----- RECORDS FOR THE EXERCISE -----

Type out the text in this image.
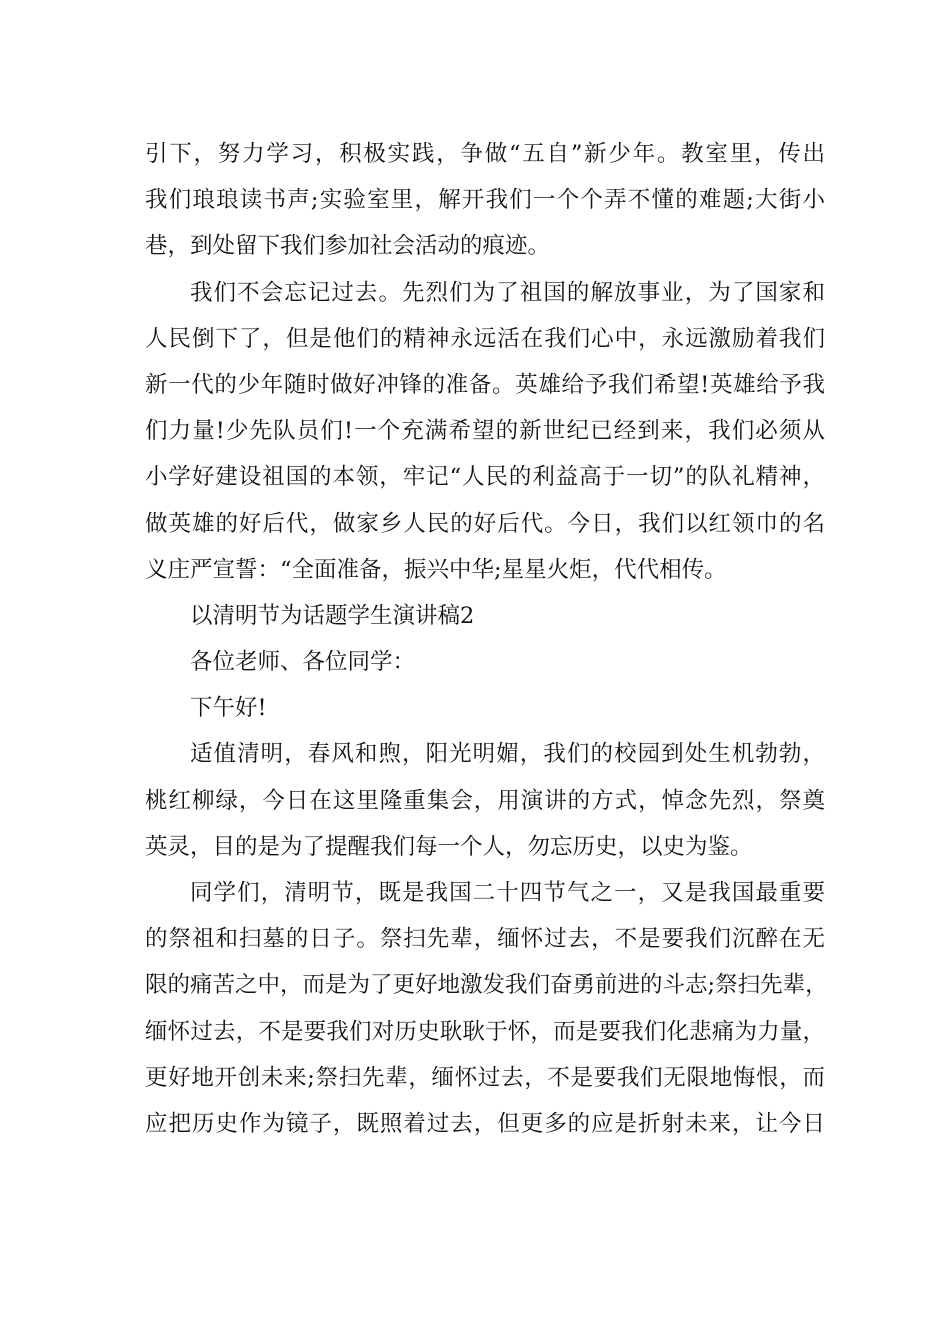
引下，努力学习，积极实践，争做“五自”新少年。教室里，传出
我们琅琅读书声;实验室里，解开我们一个个弄不懂的难题;大街小
巷，到处留下我们参加社会活动的痕迹。
我们不会忘记过去。先烈们为了祖国的解放事业，为了国家和
人民倒下了，但是他们的精神永远活在我们心中，永远激励着我们
新一代的少年随时做好冲锋的准备。英雄给予我们希望!英雄给予我
们力量!少先队员们!一个充满希望的新世纪已经到来，我们必须从
小学好建设祖国的本领，牢记“人民的利益高于一切”的队礼精神，
做英雄的好后代，做家乡人民的好后代。今日，我们以红领巾的名
义庄严宣誓：“全面准备，振兴中华;星星火炬，代代相传。
以清明节为话题学生演讲稿2
各位老师、各位同学：
下午好!
适值清明，春风和煦，阳光明媚，我们的校园到处生机勃勃，
桃红柳绿，今日在这里隆重集会，用演讲的方式，悼念先烈，祭奠
英灵，目的是为了提醒我们每一个人，勿忘历史，以史为鉴。
同学们，清明节，既是我国二十四节气之一，又是我国最重要
的祭祖和扫墓的日子。祭扫先辈，缅怀过去，不是要我们沉醉在无
限的痛苦之中，而是为了更好地激发我们奋勇前进的斗志;祭扫先辈，
缅怀过去，不是要我们对历史耿耿于怀，而是要我们化悲痛为力量，
更好地开创未来;祭扫先辈，缅怀过去，不是要我们无限地悔恨，而
应把历史作为镜子，既照着过去，但更多的应是折射未来，让今日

-----

» WHAT NEEDS TO BE DONE
Reproduce every line from the entries that holds the word "缅怀过去".

» EXERCISE SOLUTION
的祭祖和扫墓的日子。祭扫先辈，缅怀过去，不是要我们沉醉在无
缅怀过去，不是要我们对历史耿耿于怀，而是要我们化悲痛为力量，
更好地开创未来;祭扫先辈，缅怀过去，不是要我们无限地悔恨，而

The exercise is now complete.